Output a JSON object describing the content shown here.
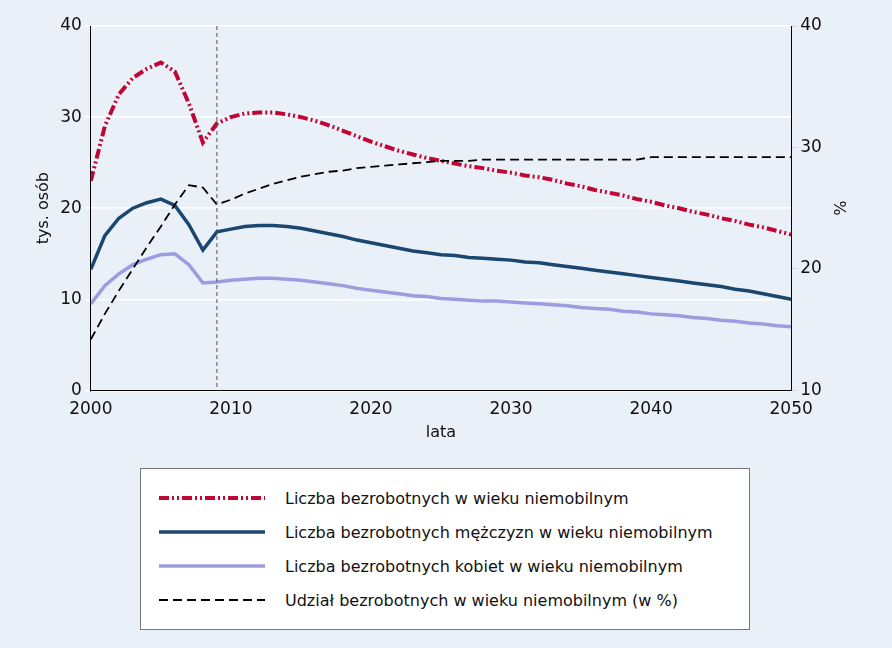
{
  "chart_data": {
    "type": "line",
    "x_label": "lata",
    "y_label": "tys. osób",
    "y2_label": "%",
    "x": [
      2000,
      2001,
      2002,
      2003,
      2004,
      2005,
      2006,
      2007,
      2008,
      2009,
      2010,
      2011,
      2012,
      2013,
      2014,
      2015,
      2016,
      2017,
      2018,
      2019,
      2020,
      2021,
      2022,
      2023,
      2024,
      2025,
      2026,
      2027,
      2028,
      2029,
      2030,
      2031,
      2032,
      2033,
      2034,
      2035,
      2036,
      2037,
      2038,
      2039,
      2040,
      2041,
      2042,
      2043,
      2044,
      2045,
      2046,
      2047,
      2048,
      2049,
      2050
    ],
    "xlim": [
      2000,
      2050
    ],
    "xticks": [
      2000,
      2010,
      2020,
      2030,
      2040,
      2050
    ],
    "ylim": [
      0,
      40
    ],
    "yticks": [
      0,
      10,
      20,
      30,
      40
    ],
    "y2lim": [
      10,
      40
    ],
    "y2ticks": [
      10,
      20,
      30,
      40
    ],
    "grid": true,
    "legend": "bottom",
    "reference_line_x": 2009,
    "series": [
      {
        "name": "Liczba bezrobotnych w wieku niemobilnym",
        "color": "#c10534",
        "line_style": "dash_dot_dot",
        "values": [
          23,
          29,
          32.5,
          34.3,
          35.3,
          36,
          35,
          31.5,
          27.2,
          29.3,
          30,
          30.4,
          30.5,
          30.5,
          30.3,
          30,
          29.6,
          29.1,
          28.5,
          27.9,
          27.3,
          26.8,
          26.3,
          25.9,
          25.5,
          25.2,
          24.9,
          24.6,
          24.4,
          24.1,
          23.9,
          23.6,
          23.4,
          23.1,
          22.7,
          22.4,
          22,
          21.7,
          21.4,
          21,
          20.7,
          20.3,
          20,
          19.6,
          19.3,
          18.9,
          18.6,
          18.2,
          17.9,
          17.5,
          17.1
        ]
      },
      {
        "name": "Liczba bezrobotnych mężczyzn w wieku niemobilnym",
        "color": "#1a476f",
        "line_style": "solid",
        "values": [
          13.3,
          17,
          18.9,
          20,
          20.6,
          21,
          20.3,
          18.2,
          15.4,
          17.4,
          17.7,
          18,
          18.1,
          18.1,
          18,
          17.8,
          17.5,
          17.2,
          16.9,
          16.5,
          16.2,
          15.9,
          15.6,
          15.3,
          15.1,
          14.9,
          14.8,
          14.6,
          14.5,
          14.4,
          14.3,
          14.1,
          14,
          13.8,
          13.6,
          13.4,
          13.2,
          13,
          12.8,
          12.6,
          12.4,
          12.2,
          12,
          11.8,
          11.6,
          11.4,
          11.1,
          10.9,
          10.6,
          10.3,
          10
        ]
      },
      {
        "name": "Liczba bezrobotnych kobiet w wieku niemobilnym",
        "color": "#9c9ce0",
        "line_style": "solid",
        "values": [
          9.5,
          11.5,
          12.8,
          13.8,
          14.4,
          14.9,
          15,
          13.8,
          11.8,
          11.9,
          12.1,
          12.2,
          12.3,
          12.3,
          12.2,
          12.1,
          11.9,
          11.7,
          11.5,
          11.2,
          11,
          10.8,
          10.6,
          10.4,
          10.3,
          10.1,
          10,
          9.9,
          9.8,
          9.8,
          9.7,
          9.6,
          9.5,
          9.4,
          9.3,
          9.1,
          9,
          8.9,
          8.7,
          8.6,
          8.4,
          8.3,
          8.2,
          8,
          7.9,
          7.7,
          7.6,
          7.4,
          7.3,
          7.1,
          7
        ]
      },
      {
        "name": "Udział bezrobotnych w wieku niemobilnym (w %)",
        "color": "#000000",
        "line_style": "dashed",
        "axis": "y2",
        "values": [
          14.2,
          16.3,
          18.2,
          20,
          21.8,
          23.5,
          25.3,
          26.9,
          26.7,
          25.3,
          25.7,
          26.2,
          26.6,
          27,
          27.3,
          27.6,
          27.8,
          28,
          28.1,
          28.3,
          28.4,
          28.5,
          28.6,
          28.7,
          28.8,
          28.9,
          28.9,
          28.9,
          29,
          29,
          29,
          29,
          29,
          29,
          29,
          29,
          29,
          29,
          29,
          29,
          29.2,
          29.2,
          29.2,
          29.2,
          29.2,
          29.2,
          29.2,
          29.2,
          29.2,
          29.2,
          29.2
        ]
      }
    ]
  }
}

::::

Your goal: In the records above, how many lines contain the string "niemobilnym"? State that number only.

Complete answer: 4